* **EXERCISE**
Repeat the material below word for word and leave out all pictures.

* **DATA RECORDS**
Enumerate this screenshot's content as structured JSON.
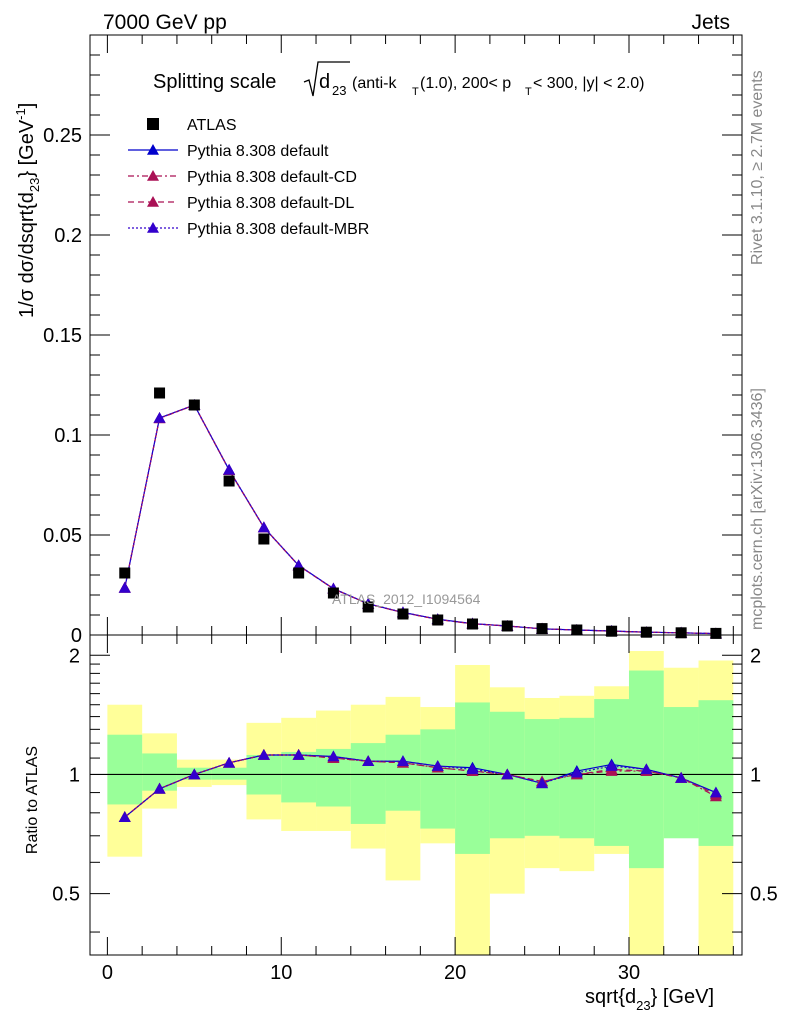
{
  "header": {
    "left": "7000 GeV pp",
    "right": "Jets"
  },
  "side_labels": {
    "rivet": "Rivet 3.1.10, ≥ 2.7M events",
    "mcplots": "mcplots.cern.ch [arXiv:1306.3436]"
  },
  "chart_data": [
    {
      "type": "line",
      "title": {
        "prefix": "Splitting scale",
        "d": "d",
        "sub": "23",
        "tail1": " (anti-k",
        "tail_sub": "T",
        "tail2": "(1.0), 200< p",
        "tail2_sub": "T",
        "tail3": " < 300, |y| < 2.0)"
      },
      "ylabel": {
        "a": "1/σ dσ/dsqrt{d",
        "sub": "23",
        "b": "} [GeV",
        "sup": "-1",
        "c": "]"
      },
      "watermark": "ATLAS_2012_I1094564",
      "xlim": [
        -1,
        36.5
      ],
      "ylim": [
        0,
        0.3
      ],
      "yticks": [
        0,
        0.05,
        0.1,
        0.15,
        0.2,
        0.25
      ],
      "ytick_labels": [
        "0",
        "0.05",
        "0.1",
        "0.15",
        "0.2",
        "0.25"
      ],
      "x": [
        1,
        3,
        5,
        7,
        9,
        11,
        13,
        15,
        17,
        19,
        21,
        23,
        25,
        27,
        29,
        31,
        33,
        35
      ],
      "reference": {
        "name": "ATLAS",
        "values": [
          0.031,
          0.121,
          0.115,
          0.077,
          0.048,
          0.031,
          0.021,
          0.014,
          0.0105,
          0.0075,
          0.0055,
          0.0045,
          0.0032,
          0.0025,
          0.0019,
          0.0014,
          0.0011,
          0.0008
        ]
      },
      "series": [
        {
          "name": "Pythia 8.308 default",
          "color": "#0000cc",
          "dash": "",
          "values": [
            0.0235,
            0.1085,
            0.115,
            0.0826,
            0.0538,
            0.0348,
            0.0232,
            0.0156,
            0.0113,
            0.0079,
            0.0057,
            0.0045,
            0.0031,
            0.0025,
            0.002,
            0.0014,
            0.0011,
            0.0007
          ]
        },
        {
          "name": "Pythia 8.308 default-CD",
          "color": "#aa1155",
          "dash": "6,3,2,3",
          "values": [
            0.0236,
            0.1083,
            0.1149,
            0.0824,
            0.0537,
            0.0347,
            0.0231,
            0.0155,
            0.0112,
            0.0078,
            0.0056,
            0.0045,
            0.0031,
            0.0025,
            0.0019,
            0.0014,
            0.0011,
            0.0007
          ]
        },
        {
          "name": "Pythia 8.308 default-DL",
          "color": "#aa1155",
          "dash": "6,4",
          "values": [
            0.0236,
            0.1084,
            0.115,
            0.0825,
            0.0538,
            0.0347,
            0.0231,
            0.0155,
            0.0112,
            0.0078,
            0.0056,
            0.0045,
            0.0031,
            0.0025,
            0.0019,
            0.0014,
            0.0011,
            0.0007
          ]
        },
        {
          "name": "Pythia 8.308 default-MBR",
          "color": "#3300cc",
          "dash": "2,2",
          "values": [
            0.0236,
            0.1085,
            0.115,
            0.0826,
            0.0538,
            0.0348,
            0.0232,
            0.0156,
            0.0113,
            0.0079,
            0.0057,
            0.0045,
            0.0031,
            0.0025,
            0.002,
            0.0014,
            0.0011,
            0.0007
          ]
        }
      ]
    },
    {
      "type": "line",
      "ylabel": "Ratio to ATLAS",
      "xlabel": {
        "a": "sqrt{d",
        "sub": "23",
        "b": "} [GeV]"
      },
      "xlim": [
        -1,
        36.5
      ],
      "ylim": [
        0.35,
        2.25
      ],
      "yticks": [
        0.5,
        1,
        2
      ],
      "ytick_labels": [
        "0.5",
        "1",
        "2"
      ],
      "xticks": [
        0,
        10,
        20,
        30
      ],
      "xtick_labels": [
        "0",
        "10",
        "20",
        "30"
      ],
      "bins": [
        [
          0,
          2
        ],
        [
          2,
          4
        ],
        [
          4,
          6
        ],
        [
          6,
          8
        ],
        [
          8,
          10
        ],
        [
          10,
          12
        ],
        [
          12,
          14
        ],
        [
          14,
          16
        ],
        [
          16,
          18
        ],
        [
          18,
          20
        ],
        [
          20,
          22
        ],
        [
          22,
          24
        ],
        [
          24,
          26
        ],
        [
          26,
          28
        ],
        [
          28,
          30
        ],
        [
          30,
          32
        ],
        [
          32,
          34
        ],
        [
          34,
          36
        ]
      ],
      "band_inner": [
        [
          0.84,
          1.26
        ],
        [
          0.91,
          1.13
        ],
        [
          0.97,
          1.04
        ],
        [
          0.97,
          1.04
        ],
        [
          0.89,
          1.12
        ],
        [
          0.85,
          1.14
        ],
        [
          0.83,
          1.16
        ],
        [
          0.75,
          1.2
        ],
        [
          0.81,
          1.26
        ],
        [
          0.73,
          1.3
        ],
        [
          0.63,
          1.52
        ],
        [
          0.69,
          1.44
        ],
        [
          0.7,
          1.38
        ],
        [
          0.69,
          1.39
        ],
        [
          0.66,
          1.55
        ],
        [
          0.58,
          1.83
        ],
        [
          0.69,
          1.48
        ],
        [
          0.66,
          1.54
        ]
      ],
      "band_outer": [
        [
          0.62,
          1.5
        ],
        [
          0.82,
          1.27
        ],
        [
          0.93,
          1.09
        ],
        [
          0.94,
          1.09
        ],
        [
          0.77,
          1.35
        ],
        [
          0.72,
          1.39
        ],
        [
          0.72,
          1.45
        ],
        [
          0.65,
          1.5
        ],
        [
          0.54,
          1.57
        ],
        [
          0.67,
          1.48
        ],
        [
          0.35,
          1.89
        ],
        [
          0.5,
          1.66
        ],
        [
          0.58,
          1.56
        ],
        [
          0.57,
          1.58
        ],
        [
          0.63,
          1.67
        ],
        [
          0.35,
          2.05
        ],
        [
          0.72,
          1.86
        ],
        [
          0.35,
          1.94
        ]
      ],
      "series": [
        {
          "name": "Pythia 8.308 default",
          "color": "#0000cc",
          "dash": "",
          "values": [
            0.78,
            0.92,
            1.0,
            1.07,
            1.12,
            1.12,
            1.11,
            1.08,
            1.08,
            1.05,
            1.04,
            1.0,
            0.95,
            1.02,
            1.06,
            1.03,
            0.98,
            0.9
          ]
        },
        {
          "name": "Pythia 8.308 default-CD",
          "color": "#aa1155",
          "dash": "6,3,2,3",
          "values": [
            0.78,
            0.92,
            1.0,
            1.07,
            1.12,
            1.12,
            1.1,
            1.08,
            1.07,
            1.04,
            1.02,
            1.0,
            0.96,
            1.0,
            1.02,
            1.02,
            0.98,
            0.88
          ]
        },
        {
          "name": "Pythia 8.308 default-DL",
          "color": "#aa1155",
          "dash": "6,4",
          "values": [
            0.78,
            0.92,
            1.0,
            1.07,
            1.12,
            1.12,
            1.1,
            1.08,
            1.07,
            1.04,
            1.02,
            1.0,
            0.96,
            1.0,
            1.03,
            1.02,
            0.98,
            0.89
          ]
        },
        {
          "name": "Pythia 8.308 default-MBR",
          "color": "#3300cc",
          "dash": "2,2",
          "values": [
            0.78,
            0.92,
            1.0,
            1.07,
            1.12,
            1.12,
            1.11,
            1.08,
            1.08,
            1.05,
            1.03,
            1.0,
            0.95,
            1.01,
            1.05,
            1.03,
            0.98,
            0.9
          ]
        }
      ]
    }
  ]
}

* **TASK OUTPUT**
Enumerate this screenshot's content as structured JSON.
{
  "header": {
    "left": "7000 GeV pp",
    "right": "Jets"
  },
  "side_labels": {
    "rivet": "Rivet 3.1.10, ≥ 2.7M events",
    "mcplots": "mcplots.cern.ch [arXiv:1306.3436]"
  },
  "chart_data": [
    {
      "type": "line",
      "title": {
        "prefix": "Splitting scale",
        "d": "d",
        "sub": "23",
        "tail1": " (anti-k",
        "tail_sub": "T",
        "tail2": "(1.0), 200< p",
        "tail2_sub": "T",
        "tail3": " < 300, |y| < 2.0)"
      },
      "ylabel": {
        "a": "1/σ dσ/dsqrt{d",
        "sub": "23",
        "b": "} [GeV",
        "sup": "-1",
        "c": "]"
      },
      "watermark": "ATLAS_2012_I1094564",
      "xlim": [
        -1,
        36.5
      ],
      "ylim": [
        0,
        0.3
      ],
      "yticks": [
        0,
        0.05,
        0.1,
        0.15,
        0.2,
        0.25
      ],
      "ytick_labels": [
        "0",
        "0.05",
        "0.1",
        "0.15",
        "0.2",
        "0.25"
      ],
      "x": [
        1,
        3,
        5,
        7,
        9,
        11,
        13,
        15,
        17,
        19,
        21,
        23,
        25,
        27,
        29,
        31,
        33,
        35
      ],
      "reference": {
        "name": "ATLAS",
        "values": [
          0.031,
          0.121,
          0.115,
          0.077,
          0.048,
          0.031,
          0.021,
          0.014,
          0.0105,
          0.0075,
          0.0055,
          0.0045,
          0.0032,
          0.0025,
          0.0019,
          0.0014,
          0.0011,
          0.0008
        ]
      },
      "series": [
        {
          "name": "Pythia 8.308 default",
          "color": "#0000cc",
          "dash": "",
          "values": [
            0.0235,
            0.1085,
            0.115,
            0.0826,
            0.0538,
            0.0348,
            0.0232,
            0.0156,
            0.0113,
            0.0079,
            0.0057,
            0.0045,
            0.0031,
            0.0025,
            0.002,
            0.0014,
            0.0011,
            0.0007
          ]
        },
        {
          "name": "Pythia 8.308 default-CD",
          "color": "#aa1155",
          "dash": "6,3,2,3",
          "values": [
            0.0236,
            0.1083,
            0.1149,
            0.0824,
            0.0537,
            0.0347,
            0.0231,
            0.0155,
            0.0112,
            0.0078,
            0.0056,
            0.0045,
            0.0031,
            0.0025,
            0.0019,
            0.0014,
            0.0011,
            0.0007
          ]
        },
        {
          "name": "Pythia 8.308 default-DL",
          "color": "#aa1155",
          "dash": "6,4",
          "values": [
            0.0236,
            0.1084,
            0.115,
            0.0825,
            0.0538,
            0.0347,
            0.0231,
            0.0155,
            0.0112,
            0.0078,
            0.0056,
            0.0045,
            0.0031,
            0.0025,
            0.0019,
            0.0014,
            0.0011,
            0.0007
          ]
        },
        {
          "name": "Pythia 8.308 default-MBR",
          "color": "#3300cc",
          "dash": "2,2",
          "values": [
            0.0236,
            0.1085,
            0.115,
            0.0826,
            0.0538,
            0.0348,
            0.0232,
            0.0156,
            0.0113,
            0.0079,
            0.0057,
            0.0045,
            0.0031,
            0.0025,
            0.002,
            0.0014,
            0.0011,
            0.0007
          ]
        }
      ]
    },
    {
      "type": "line",
      "ylabel": "Ratio to ATLAS",
      "xlabel": {
        "a": "sqrt{d",
        "sub": "23",
        "b": "} [GeV]"
      },
      "xlim": [
        -1,
        36.5
      ],
      "ylim": [
        0.35,
        2.25
      ],
      "yticks": [
        0.5,
        1,
        2
      ],
      "ytick_labels": [
        "0.5",
        "1",
        "2"
      ],
      "xticks": [
        0,
        10,
        20,
        30
      ],
      "xtick_labels": [
        "0",
        "10",
        "20",
        "30"
      ],
      "bins": [
        [
          0,
          2
        ],
        [
          2,
          4
        ],
        [
          4,
          6
        ],
        [
          6,
          8
        ],
        [
          8,
          10
        ],
        [
          10,
          12
        ],
        [
          12,
          14
        ],
        [
          14,
          16
        ],
        [
          16,
          18
        ],
        [
          18,
          20
        ],
        [
          20,
          22
        ],
        [
          22,
          24
        ],
        [
          24,
          26
        ],
        [
          26,
          28
        ],
        [
          28,
          30
        ],
        [
          30,
          32
        ],
        [
          32,
          34
        ],
        [
          34,
          36
        ]
      ],
      "band_inner": [
        [
          0.84,
          1.26
        ],
        [
          0.91,
          1.13
        ],
        [
          0.97,
          1.04
        ],
        [
          0.97,
          1.04
        ],
        [
          0.89,
          1.12
        ],
        [
          0.85,
          1.14
        ],
        [
          0.83,
          1.16
        ],
        [
          0.75,
          1.2
        ],
        [
          0.81,
          1.26
        ],
        [
          0.73,
          1.3
        ],
        [
          0.63,
          1.52
        ],
        [
          0.69,
          1.44
        ],
        [
          0.7,
          1.38
        ],
        [
          0.69,
          1.39
        ],
        [
          0.66,
          1.55
        ],
        [
          0.58,
          1.83
        ],
        [
          0.69,
          1.48
        ],
        [
          0.66,
          1.54
        ]
      ],
      "band_outer": [
        [
          0.62,
          1.5
        ],
        [
          0.82,
          1.27
        ],
        [
          0.93,
          1.09
        ],
        [
          0.94,
          1.09
        ],
        [
          0.77,
          1.35
        ],
        [
          0.72,
          1.39
        ],
        [
          0.72,
          1.45
        ],
        [
          0.65,
          1.5
        ],
        [
          0.54,
          1.57
        ],
        [
          0.67,
          1.48
        ],
        [
          0.35,
          1.89
        ],
        [
          0.5,
          1.66
        ],
        [
          0.58,
          1.56
        ],
        [
          0.57,
          1.58
        ],
        [
          0.63,
          1.67
        ],
        [
          0.35,
          2.05
        ],
        [
          0.72,
          1.86
        ],
        [
          0.35,
          1.94
        ]
      ],
      "series": [
        {
          "name": "Pythia 8.308 default",
          "color": "#0000cc",
          "dash": "",
          "values": [
            0.78,
            0.92,
            1.0,
            1.07,
            1.12,
            1.12,
            1.11,
            1.08,
            1.08,
            1.05,
            1.04,
            1.0,
            0.95,
            1.02,
            1.06,
            1.03,
            0.98,
            0.9
          ]
        },
        {
          "name": "Pythia 8.308 default-CD",
          "color": "#aa1155",
          "dash": "6,3,2,3",
          "values": [
            0.78,
            0.92,
            1.0,
            1.07,
            1.12,
            1.12,
            1.1,
            1.08,
            1.07,
            1.04,
            1.02,
            1.0,
            0.96,
            1.0,
            1.02,
            1.02,
            0.98,
            0.88
          ]
        },
        {
          "name": "Pythia 8.308 default-DL",
          "color": "#aa1155",
          "dash": "6,4",
          "values": [
            0.78,
            0.92,
            1.0,
            1.07,
            1.12,
            1.12,
            1.1,
            1.08,
            1.07,
            1.04,
            1.02,
            1.0,
            0.96,
            1.0,
            1.03,
            1.02,
            0.98,
            0.89
          ]
        },
        {
          "name": "Pythia 8.308 default-MBR",
          "color": "#3300cc",
          "dash": "2,2",
          "values": [
            0.78,
            0.92,
            1.0,
            1.07,
            1.12,
            1.12,
            1.11,
            1.08,
            1.08,
            1.05,
            1.03,
            1.0,
            0.95,
            1.01,
            1.05,
            1.03,
            0.98,
            0.9
          ]
        }
      ]
    }
  ]
}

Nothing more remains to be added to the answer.